EXERCISE. Give the number of lines in this listing that contain "واگرایی", with no other words.

EXTRACTED DATA.
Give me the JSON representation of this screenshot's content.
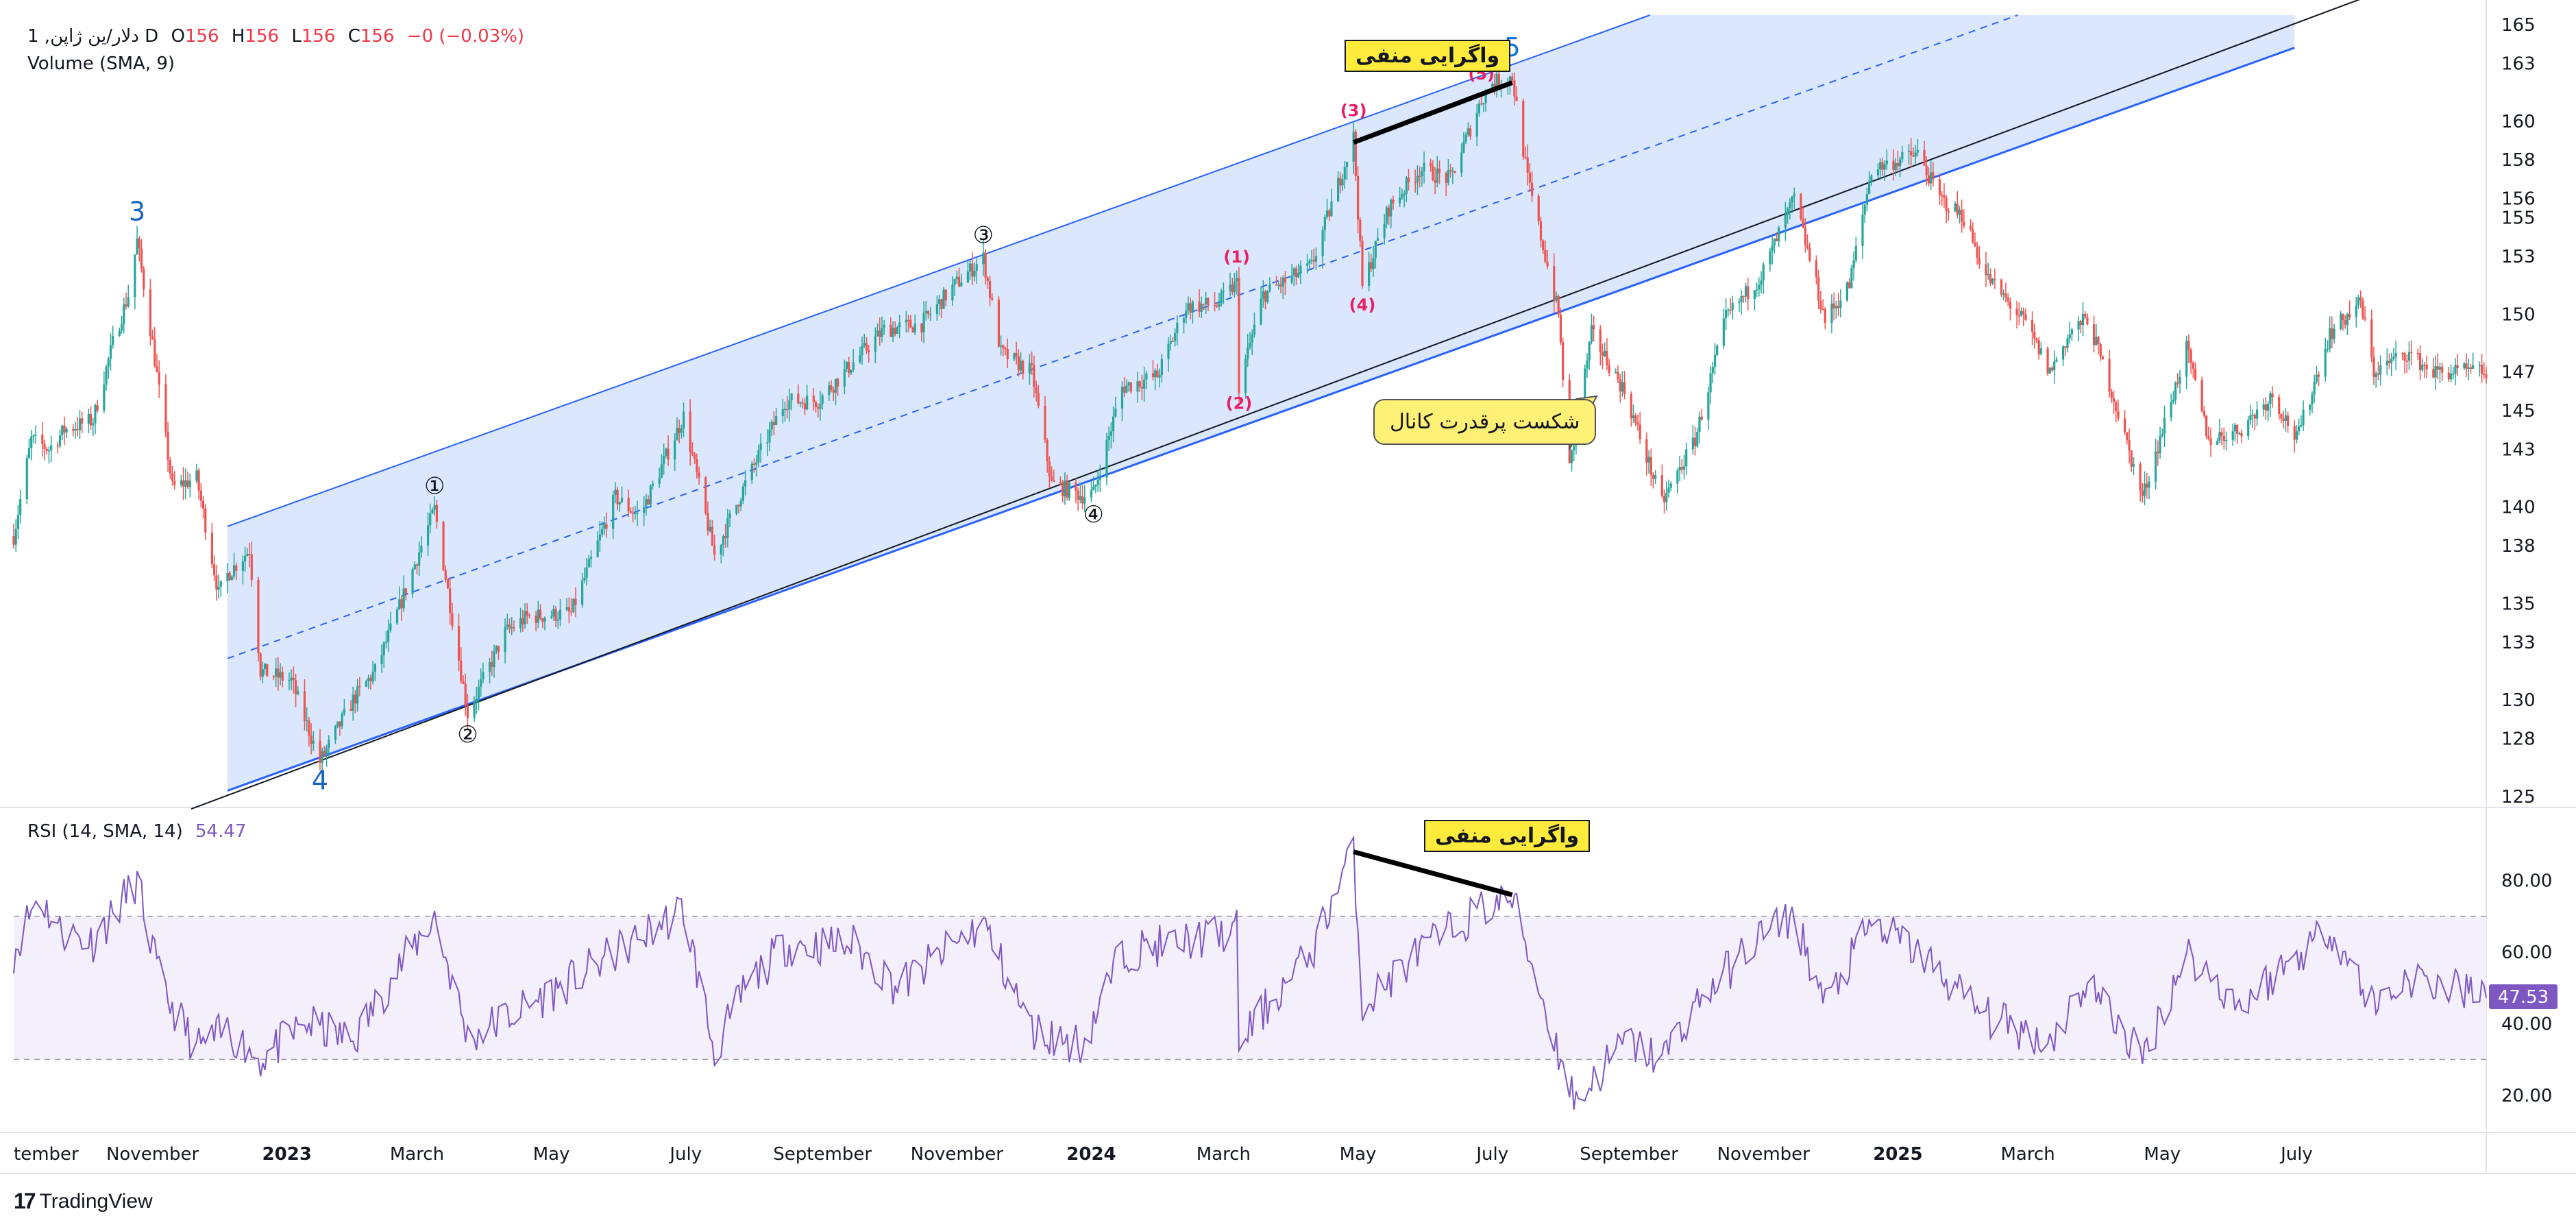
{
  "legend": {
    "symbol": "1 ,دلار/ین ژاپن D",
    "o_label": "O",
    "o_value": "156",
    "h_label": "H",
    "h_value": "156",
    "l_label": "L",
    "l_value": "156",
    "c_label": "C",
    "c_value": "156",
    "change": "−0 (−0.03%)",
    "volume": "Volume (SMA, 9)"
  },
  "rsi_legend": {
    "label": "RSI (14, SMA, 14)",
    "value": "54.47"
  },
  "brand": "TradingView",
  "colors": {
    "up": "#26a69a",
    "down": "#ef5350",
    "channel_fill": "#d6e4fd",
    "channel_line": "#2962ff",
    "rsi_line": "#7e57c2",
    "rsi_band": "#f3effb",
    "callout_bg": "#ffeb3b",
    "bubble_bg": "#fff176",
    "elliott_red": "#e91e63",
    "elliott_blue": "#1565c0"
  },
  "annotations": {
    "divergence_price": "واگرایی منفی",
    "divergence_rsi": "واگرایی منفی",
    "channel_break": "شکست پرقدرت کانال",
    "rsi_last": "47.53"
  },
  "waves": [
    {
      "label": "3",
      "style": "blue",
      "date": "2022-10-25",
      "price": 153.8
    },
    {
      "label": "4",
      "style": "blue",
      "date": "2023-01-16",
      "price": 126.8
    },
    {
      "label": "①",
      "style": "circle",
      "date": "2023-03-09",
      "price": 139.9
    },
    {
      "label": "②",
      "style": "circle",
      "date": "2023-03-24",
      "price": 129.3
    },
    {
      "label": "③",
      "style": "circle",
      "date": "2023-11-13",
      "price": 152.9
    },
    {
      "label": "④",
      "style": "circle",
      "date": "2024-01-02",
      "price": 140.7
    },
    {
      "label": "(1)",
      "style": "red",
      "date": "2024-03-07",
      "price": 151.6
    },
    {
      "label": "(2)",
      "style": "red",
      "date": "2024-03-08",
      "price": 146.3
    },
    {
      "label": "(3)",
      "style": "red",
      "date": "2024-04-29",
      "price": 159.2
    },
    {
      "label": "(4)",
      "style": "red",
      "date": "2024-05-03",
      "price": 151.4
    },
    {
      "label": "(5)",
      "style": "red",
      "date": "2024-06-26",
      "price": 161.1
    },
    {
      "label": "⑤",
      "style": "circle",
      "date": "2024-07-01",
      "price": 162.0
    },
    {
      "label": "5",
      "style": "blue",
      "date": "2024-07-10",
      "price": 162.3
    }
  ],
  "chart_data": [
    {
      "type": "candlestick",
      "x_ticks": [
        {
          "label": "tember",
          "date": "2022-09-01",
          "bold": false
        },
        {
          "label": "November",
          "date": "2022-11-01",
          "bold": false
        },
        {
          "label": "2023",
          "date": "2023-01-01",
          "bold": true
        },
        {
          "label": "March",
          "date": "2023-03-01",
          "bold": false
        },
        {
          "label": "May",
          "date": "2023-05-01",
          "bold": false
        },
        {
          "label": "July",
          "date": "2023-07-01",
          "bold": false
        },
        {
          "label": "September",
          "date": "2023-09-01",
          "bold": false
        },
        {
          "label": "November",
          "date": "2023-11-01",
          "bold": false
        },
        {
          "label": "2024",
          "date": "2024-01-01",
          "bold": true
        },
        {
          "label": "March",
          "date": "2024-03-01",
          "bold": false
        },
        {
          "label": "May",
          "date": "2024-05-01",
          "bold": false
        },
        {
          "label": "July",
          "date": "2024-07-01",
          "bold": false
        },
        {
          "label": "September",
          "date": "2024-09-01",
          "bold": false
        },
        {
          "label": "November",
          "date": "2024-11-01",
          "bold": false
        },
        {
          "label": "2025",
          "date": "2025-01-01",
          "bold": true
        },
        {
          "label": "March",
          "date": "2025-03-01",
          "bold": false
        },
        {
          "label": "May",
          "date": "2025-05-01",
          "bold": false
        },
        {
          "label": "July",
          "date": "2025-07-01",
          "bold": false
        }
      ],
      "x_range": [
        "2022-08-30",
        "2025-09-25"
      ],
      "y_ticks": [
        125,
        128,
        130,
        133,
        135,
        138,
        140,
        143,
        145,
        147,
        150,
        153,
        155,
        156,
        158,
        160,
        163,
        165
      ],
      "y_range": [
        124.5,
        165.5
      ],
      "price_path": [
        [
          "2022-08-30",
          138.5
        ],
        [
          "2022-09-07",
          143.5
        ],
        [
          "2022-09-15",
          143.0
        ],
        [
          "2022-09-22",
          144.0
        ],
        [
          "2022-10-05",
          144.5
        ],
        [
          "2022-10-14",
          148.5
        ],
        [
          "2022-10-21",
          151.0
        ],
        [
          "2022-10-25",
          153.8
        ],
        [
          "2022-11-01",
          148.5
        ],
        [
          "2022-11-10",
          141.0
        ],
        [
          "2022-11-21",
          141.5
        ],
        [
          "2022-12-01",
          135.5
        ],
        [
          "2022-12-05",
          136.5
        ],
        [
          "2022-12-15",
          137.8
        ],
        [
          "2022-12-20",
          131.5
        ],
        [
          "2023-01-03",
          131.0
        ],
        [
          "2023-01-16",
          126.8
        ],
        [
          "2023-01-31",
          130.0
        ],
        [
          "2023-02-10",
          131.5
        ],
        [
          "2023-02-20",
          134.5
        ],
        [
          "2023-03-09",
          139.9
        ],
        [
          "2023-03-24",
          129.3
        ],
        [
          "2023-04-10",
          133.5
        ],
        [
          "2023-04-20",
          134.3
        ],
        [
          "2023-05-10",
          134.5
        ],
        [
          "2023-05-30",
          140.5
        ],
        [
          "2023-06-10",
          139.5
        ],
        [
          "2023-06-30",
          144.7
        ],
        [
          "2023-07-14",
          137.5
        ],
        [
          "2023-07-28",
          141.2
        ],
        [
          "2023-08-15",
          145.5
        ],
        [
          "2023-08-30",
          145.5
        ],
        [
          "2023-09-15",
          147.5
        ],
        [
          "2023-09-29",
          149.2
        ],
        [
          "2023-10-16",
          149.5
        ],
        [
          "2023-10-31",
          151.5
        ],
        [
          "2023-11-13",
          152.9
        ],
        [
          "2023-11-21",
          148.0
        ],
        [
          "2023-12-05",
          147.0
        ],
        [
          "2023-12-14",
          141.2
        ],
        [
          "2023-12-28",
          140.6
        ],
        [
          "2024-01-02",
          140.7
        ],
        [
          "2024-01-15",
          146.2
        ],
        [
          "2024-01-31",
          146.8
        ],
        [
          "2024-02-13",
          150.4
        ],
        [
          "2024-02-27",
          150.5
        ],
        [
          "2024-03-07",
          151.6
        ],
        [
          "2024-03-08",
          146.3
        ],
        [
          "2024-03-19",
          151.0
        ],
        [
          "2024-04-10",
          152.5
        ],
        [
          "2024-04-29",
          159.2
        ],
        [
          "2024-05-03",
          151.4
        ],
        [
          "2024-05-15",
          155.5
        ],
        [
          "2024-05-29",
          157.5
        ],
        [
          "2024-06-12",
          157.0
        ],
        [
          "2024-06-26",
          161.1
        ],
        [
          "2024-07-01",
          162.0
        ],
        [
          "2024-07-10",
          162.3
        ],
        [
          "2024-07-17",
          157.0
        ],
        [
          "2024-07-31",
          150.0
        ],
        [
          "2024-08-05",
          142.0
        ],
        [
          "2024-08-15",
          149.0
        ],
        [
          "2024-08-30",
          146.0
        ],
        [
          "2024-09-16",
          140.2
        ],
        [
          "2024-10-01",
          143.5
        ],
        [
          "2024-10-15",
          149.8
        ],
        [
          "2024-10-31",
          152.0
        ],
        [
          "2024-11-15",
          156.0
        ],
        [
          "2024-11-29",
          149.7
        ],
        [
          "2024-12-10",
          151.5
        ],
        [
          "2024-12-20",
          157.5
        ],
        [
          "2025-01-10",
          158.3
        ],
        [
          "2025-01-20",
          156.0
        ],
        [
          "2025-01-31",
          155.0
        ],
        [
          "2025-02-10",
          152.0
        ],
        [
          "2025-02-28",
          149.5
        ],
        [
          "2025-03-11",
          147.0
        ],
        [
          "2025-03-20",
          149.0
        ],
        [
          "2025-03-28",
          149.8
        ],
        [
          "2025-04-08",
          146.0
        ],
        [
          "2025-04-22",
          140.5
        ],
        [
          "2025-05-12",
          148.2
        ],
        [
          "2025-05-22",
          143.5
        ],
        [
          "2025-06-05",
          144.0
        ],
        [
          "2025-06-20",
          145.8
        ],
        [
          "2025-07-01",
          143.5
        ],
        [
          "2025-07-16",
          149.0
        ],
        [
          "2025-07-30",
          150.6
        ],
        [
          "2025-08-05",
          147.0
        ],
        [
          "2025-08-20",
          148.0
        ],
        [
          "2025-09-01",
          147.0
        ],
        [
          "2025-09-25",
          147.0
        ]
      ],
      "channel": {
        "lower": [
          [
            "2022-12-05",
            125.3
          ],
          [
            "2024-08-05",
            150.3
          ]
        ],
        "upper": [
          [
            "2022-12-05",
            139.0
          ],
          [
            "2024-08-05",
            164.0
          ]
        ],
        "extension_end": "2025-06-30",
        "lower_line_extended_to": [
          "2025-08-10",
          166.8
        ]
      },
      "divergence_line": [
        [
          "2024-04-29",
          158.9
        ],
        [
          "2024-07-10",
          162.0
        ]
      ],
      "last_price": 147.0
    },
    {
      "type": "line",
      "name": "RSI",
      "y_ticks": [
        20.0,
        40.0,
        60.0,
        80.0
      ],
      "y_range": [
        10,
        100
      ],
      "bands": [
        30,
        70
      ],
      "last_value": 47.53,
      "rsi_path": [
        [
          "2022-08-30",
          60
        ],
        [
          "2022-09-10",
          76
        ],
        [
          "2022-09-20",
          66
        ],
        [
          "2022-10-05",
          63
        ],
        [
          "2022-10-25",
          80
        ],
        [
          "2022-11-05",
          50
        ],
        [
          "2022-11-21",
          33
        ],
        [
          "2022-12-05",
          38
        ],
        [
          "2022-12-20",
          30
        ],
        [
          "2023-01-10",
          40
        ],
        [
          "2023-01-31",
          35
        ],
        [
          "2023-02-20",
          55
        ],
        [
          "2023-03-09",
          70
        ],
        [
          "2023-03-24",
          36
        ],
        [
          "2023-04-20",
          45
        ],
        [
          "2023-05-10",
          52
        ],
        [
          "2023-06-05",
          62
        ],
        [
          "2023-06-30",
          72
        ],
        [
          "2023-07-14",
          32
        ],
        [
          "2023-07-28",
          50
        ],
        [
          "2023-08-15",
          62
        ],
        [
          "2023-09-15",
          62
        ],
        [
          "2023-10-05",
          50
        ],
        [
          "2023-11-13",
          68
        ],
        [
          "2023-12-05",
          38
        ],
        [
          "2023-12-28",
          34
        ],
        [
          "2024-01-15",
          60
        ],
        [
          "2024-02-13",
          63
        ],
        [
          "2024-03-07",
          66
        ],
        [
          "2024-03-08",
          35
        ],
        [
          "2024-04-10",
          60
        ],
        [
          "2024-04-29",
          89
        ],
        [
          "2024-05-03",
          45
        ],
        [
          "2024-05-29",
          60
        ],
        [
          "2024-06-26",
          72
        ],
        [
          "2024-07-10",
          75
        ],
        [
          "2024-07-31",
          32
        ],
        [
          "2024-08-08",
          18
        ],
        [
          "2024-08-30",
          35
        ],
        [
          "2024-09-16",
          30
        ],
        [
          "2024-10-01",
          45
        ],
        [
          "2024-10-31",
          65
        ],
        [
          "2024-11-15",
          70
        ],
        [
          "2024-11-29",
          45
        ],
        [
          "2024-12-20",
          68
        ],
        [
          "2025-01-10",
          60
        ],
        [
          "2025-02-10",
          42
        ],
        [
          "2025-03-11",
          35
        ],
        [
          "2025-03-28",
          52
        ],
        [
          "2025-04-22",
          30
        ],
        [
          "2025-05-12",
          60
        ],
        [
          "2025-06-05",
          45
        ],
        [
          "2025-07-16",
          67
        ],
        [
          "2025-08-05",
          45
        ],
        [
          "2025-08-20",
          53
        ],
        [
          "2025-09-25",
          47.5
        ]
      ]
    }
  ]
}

TASK ANSWER. 2